• WHAT IS REQUIRED
Narrow the data below down to the lines containing "Delay".

• DATA ROWS

■ ■ ■ ■ ■

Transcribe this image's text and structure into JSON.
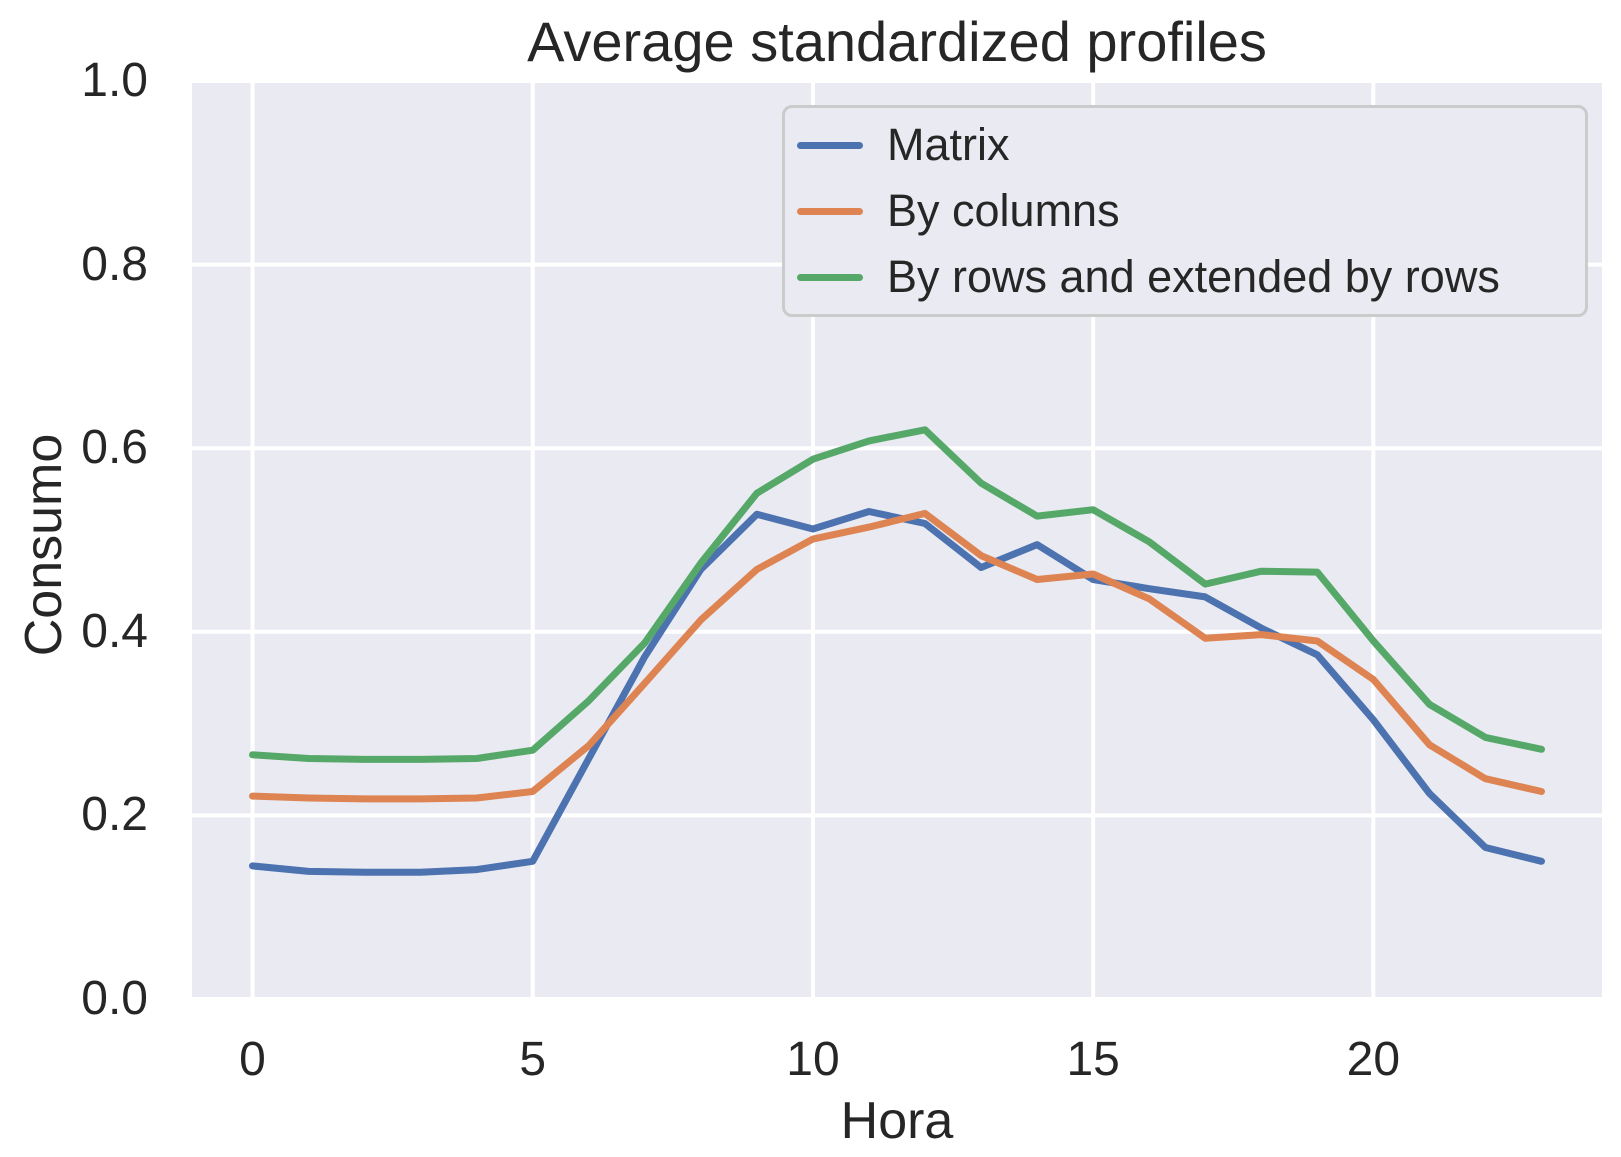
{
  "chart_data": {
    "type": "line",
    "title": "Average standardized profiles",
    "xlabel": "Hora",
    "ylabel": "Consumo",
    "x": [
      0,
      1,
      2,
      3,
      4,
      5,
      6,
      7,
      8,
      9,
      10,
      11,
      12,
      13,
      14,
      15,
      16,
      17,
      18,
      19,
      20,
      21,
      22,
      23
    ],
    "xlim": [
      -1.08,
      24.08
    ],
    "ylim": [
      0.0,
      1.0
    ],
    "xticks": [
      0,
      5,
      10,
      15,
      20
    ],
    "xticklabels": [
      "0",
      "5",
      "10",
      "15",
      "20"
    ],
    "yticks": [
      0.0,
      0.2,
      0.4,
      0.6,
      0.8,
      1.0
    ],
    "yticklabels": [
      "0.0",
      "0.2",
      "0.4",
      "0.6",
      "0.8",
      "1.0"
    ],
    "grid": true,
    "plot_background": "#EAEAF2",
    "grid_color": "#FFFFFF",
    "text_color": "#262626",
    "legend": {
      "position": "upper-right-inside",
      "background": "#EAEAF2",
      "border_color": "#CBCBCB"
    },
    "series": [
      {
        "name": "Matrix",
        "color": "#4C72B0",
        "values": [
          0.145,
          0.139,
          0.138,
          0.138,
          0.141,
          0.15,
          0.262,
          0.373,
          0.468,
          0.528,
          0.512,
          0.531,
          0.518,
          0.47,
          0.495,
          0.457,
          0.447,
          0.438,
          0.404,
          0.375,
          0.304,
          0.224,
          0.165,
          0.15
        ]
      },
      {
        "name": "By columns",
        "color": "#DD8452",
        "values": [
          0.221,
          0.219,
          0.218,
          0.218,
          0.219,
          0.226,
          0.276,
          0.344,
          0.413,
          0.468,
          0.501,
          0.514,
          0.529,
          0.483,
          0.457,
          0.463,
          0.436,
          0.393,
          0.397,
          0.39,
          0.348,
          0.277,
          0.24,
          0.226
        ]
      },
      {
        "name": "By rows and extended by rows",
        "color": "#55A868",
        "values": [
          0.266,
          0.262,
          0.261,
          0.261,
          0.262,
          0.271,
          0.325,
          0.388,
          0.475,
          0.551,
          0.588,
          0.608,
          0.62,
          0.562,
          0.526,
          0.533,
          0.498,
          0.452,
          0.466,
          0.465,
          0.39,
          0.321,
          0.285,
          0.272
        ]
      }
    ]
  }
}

■ ■ ■ ■ ■

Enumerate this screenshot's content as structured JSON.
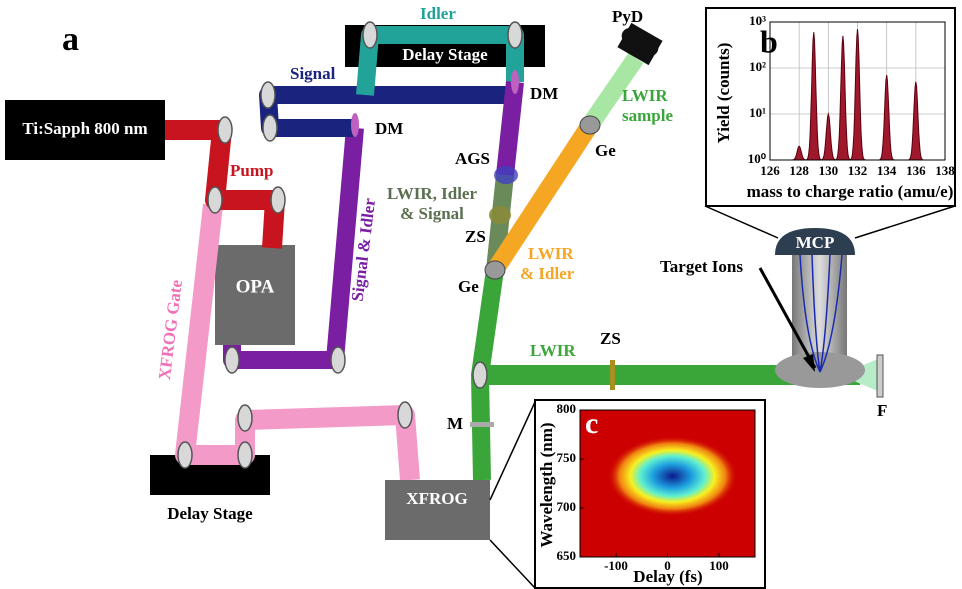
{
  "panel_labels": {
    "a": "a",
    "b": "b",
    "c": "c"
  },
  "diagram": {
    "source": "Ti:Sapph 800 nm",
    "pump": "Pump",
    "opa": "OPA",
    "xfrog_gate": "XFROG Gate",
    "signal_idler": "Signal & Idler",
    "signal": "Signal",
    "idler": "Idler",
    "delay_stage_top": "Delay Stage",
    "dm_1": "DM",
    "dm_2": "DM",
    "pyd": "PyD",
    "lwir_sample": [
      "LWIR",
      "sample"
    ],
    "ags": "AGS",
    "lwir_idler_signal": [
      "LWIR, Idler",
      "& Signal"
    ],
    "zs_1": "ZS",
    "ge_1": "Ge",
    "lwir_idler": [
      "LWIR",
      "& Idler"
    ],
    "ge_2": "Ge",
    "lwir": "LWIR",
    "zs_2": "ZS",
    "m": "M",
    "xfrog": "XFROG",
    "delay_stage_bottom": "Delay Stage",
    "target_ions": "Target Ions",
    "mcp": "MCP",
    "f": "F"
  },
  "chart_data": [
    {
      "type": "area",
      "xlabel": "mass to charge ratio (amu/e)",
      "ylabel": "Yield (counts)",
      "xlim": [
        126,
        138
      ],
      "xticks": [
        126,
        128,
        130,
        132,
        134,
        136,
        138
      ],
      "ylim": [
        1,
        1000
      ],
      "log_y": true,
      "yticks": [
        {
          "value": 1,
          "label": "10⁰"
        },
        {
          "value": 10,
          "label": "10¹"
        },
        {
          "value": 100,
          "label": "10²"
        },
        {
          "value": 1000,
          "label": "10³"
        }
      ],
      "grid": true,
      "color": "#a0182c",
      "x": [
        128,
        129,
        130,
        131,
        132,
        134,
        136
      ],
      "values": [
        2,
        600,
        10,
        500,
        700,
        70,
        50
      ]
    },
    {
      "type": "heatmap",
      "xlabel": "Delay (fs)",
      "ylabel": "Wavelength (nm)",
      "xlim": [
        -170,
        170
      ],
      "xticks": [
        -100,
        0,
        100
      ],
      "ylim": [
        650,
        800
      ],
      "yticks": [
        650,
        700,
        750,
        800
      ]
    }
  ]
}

■ ■ ■ ■ ■

• RESPONSE FOR THIS EXERCISE
    "delay_stage_top": "Delay Stage",
    "delay_stage_bottom": "Delay Stage",
      "xlabel": "Delay (fs)",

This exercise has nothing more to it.